(Dataset records of page text)
# # #
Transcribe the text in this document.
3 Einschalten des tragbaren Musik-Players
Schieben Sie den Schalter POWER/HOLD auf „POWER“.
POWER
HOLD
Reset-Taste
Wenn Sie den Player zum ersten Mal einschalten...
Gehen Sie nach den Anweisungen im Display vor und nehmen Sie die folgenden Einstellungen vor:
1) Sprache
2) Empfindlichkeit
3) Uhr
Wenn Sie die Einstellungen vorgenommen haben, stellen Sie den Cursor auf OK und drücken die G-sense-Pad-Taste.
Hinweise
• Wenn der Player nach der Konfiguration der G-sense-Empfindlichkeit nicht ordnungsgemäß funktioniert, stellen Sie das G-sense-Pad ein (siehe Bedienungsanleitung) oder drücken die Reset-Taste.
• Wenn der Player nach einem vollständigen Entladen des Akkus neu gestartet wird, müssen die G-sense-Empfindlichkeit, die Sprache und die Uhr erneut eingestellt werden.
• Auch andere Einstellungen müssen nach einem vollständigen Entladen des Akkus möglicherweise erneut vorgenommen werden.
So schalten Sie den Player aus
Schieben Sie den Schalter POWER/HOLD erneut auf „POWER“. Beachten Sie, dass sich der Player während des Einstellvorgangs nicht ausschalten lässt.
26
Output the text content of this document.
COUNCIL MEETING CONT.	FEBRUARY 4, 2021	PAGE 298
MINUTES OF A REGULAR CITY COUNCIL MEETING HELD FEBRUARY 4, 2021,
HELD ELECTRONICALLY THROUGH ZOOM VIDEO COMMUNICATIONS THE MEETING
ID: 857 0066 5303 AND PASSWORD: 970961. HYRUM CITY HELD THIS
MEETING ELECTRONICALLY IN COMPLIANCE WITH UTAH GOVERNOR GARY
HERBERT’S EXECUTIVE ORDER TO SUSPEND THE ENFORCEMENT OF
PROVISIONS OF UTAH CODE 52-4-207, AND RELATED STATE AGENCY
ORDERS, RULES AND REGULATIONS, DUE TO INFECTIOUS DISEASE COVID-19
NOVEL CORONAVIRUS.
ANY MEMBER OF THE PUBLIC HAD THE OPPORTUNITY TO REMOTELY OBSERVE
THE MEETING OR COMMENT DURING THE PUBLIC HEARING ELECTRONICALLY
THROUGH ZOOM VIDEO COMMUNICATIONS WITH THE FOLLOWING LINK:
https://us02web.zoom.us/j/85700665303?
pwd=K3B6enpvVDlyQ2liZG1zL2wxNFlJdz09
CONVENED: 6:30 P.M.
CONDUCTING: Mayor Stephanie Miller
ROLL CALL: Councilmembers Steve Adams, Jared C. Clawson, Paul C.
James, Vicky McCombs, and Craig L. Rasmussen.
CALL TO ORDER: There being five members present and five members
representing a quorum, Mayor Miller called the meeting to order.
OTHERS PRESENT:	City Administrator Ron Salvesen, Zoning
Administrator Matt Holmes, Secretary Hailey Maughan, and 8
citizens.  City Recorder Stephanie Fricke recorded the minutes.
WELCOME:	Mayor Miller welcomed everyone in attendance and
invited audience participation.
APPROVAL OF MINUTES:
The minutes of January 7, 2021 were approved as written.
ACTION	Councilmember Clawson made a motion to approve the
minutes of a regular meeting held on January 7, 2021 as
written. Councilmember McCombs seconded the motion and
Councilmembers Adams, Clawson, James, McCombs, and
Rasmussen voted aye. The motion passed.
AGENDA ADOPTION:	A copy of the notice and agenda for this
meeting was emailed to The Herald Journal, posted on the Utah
# # #
EXERCISE OBJECTIVE:
Each entry must be reproduced verbatim.

RESPONSE AREA:
Transcribe the text in this document.
3 Einschalten des tragbaren Musik-Players
Schieben Sie den Schalter POWER/HOLD auf „POWER“.
POWER
HOLD
Reset-Taste
Wenn Sie den Player zum ersten Mal einschalten...
Gehen Sie nach den Anweisungen im Display vor und nehmen Sie die folgenden Einstellungen vor:
1) Sprache
2) Empfindlichkeit
3) Uhr
Wenn Sie die Einstellungen vorgenommen haben, stellen Sie den Cursor auf OK und drücken die G-sense-Pad-Taste.
Hinweise
• Wenn der Player nach der Konfiguration der G-sense-Empfindlichkeit nicht ordnungsgemäß funktioniert, stellen Sie das G-sense-Pad ein (siehe Bedienungsanleitung) oder drücken die Reset-Taste.
• Wenn der Player nach einem vollständigen Entladen des Akkus neu gestartet wird, müssen die G-sense-Empfindlichkeit, die Sprache und die Uhr erneut eingestellt werden.
• Auch andere Einstellungen müssen nach einem vollständigen Entladen des Akkus möglicherweise erneut vorgenommen werden.
So schalten Sie den Player aus
Schieben Sie den Schalter POWER/HOLD erneut auf „POWER“. Beachten Sie, dass sich der Player während des Einstellvorgangs nicht ausschalten lässt.
26
Output the text content of this document.
COUNCIL MEETING CONT.	FEBRUARY 4, 2021	PAGE 298
MINUTES OF A REGULAR CITY COUNCIL MEETING HELD FEBRUARY 4, 2021,
HELD ELECTRONICALLY THROUGH ZOOM VIDEO COMMUNICATIONS THE MEETING
ID: 857 0066 5303 AND PASSWORD: 970961. HYRUM CITY HELD THIS
MEETING ELECTRONICALLY IN COMPLIANCE WITH UTAH GOVERNOR GARY
HERBERT’S EXECUTIVE ORDER TO SUSPEND THE ENFORCEMENT OF
PROVISIONS OF UTAH CODE 52-4-207, AND RELATED STATE AGENCY
ORDERS, RULES AND REGULATIONS, DUE TO INFECTIOUS DISEASE COVID-19
NOVEL CORONAVIRUS.
ANY MEMBER OF THE PUBLIC HAD THE OPPORTUNITY TO REMOTELY OBSERVE
THE MEETING OR COMMENT DURING THE PUBLIC HEARING ELECTRONICALLY
THROUGH ZOOM VIDEO COMMUNICATIONS WITH THE FOLLOWING LINK:
https://us02web.zoom.us/j/85700665303?
pwd=K3B6enpvVDlyQ2liZG1zL2wxNFlJdz09
CONVENED: 6:30 P.M.
CONDUCTING: Mayor Stephanie Miller
ROLL CALL: Councilmembers Steve Adams, Jared C. Clawson, Paul C.
James, Vicky McCombs, and Craig L. Rasmussen.
CALL TO ORDER: There being five members present and five members
representing a quorum, Mayor Miller called the meeting to order.
OTHERS PRESENT:	City Administrator Ron Salvesen, Zoning
Administrator Matt Holmes, Secretary Hailey Maughan, and 8
citizens.  City Recorder Stephanie Fricke recorded the minutes.
WELCOME:	Mayor Miller welcomed everyone in attendance and
invited audience participation.
APPROVAL OF MINUTES:
The minutes of January 7, 2021 were approved as written.
ACTION	Councilmember Clawson made a motion to approve the
minutes of a regular meeting held on January 7, 2021 as
written. Councilmember McCombs seconded the motion and
Councilmembers Adams, Clawson, James, McCombs, and
Rasmussen voted aye. The motion passed.
AGENDA ADOPTION:	A copy of the notice and agenda for this
meeting was emailed to The Herald Journal, posted on the Utah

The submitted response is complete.